## Your objective
Your task is to output all the records below, word for word.

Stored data
----------------

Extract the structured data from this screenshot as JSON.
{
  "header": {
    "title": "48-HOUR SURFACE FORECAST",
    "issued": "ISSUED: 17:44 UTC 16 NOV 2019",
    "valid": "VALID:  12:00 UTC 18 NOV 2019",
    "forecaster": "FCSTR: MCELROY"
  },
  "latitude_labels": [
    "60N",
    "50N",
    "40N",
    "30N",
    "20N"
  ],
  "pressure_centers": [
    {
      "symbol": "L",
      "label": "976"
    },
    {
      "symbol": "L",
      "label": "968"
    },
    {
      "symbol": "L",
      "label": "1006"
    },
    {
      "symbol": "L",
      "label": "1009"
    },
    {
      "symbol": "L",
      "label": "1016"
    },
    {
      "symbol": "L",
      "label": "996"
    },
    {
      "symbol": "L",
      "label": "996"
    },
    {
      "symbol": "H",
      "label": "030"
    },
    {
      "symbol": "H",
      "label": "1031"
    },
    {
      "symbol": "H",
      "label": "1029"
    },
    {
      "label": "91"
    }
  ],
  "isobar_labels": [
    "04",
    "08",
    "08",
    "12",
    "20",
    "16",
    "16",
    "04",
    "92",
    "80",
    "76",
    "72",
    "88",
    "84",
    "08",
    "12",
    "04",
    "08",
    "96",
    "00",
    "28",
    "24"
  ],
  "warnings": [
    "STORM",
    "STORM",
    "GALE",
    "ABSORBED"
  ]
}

----------------

## Result
Extract the structured data from this screenshot as JSON.
{
  "header": {
    "title": "48-HOUR SURFACE FORECAST",
    "issued": "ISSUED: 17:44 UTC 16 NOV 2019",
    "valid": "VALID:  12:00 UTC 18 NOV 2019",
    "forecaster": "FCSTR: MCELROY"
  },
  "latitude_labels": [
    "60N",
    "50N",
    "40N",
    "30N",
    "20N"
  ],
  "pressure_centers": [
    {
      "symbol": "L",
      "label": "976"
    },
    {
      "symbol": "L",
      "label": "968"
    },
    {
      "symbol": "L",
      "label": "1006"
    },
    {
      "symbol": "L",
      "label": "1009"
    },
    {
      "symbol": "L",
      "label": "1016"
    },
    {
      "symbol": "L",
      "label": "996"
    },
    {
      "symbol": "L",
      "label": "996"
    },
    {
      "symbol": "H",
      "label": "030"
    },
    {
      "symbol": "H",
      "label": "1031"
    },
    {
      "symbol": "H",
      "label": "1029"
    },
    {
      "label": "91"
    }
  ],
  "isobar_labels": [
    "04",
    "08",
    "08",
    "12",
    "20",
    "16",
    "16",
    "04",
    "92",
    "80",
    "76",
    "72",
    "88",
    "84",
    "08",
    "12",
    "04",
    "08",
    "96",
    "00",
    "28",
    "24"
  ],
  "warnings": [
    "STORM",
    "STORM",
    "GALE",
    "ABSORBED"
  ]
}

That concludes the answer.